══ Provided data
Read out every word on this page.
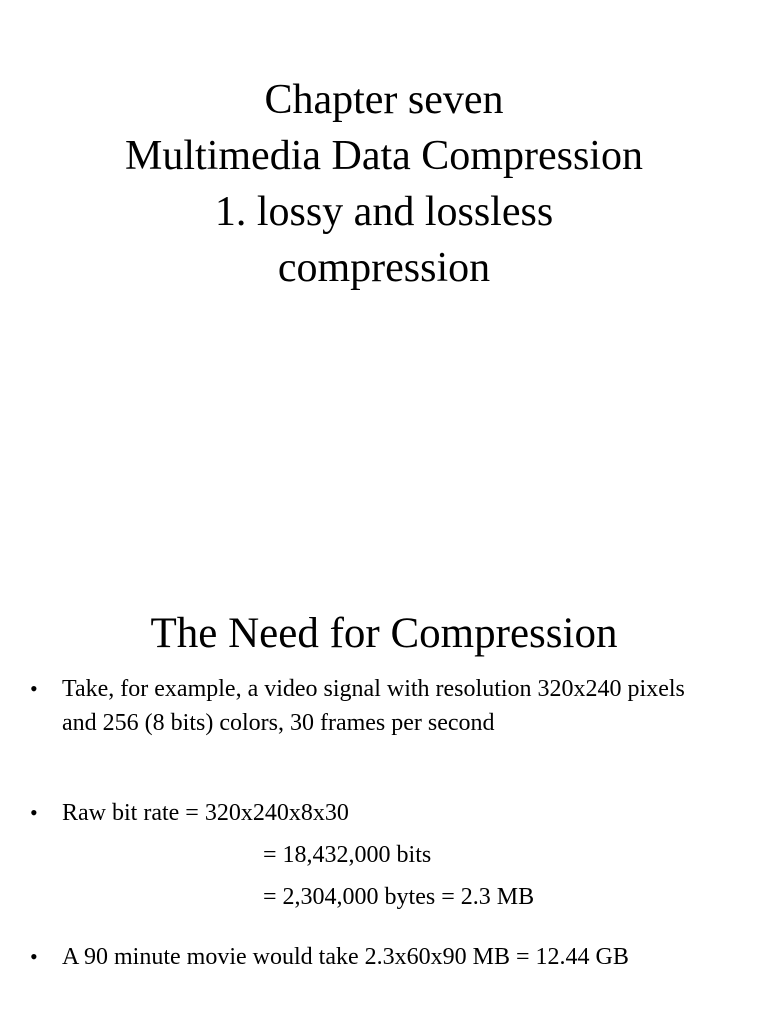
Chapter seven
Multimedia Data Compression
1. lossy and lossless
compression
The Need for Compression
• Take, for example, a video signal with resolution 320x240 pixels and 256 (8 bits) colors, 30 frames per second
• Raw bit rate = 320x240x8x30
= 18,432,000 bits
= 2,304,000 bytes = 2.3 MB
• A 90 minute movie would take 2.3x60x90 MB = 12.44 GB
════
Write out every entry again word for word, without any of the pictures.

# Full answer
Read out every word on this page.
Chapter seven
Multimedia Data Compression
1. lossy and lossless
compression
The Need for Compression
• Take, for example, a video signal with resolution 320x240 pixels and 256 (8 bits) colors, 30 frames per second
• Raw bit rate = 320x240x8x30
= 18,432,000 bits
= 2,304,000 bytes = 2.3 MB
• A 90 minute movie would take 2.3x60x90 MB = 12.44 GB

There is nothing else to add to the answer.